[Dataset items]
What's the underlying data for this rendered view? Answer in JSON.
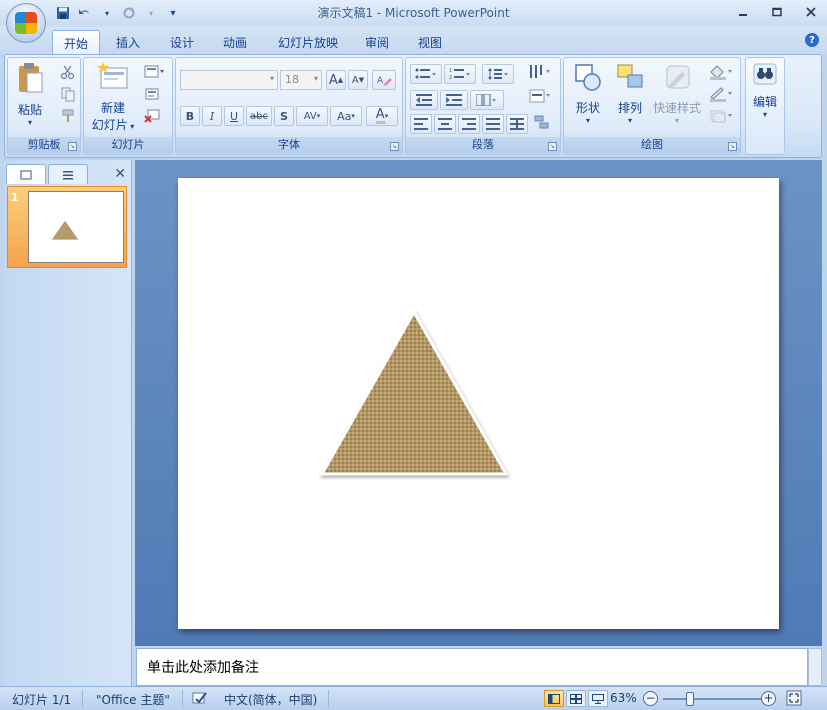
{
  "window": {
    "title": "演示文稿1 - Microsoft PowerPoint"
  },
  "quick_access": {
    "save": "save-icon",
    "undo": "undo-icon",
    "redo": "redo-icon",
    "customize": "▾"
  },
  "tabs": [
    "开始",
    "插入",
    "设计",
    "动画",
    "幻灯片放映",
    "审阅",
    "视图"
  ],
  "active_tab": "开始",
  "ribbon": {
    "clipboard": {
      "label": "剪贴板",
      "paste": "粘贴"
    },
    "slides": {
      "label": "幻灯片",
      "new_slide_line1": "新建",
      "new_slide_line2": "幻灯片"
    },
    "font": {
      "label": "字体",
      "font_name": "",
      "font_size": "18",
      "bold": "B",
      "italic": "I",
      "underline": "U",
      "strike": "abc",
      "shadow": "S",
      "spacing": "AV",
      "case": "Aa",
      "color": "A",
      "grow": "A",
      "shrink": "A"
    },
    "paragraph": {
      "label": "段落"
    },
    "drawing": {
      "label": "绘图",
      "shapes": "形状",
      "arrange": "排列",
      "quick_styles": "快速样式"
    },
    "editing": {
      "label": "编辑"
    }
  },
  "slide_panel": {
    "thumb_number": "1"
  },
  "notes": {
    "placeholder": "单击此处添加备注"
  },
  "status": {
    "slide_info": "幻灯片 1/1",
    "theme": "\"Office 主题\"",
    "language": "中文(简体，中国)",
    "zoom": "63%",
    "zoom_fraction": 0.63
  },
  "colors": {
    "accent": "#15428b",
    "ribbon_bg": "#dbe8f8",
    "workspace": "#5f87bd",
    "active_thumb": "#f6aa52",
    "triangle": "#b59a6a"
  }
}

▶ **Required task**: Print the records above exactly as they stand, but leave out the pictures.

▶ **Exercise answer**:
What's the underlying data for this rendered view? Answer in JSON.
{
  "window": {
    "title": "演示文稿1 - Microsoft PowerPoint"
  },
  "quick_access": {
    "save": "save-icon",
    "undo": "undo-icon",
    "redo": "redo-icon",
    "customize": "▾"
  },
  "tabs": [
    "开始",
    "插入",
    "设计",
    "动画",
    "幻灯片放映",
    "审阅",
    "视图"
  ],
  "active_tab": "开始",
  "ribbon": {
    "clipboard": {
      "label": "剪贴板",
      "paste": "粘贴"
    },
    "slides": {
      "label": "幻灯片",
      "new_slide_line1": "新建",
      "new_slide_line2": "幻灯片"
    },
    "font": {
      "label": "字体",
      "font_name": "",
      "font_size": "18",
      "bold": "B",
      "italic": "I",
      "underline": "U",
      "strike": "abc",
      "shadow": "S",
      "spacing": "AV",
      "case": "Aa",
      "color": "A",
      "grow": "A",
      "shrink": "A"
    },
    "paragraph": {
      "label": "段落"
    },
    "drawing": {
      "label": "绘图",
      "shapes": "形状",
      "arrange": "排列",
      "quick_styles": "快速样式"
    },
    "editing": {
      "label": "编辑"
    }
  },
  "slide_panel": {
    "thumb_number": "1"
  },
  "notes": {
    "placeholder": "单击此处添加备注"
  },
  "status": {
    "slide_info": "幻灯片 1/1",
    "theme": "\"Office 主题\"",
    "language": "中文(简体，中国)",
    "zoom": "63%",
    "zoom_fraction": 0.63
  },
  "colors": {
    "accent": "#15428b",
    "ribbon_bg": "#dbe8f8",
    "workspace": "#5f87bd",
    "active_thumb": "#f6aa52",
    "triangle": "#b59a6a"
  }
}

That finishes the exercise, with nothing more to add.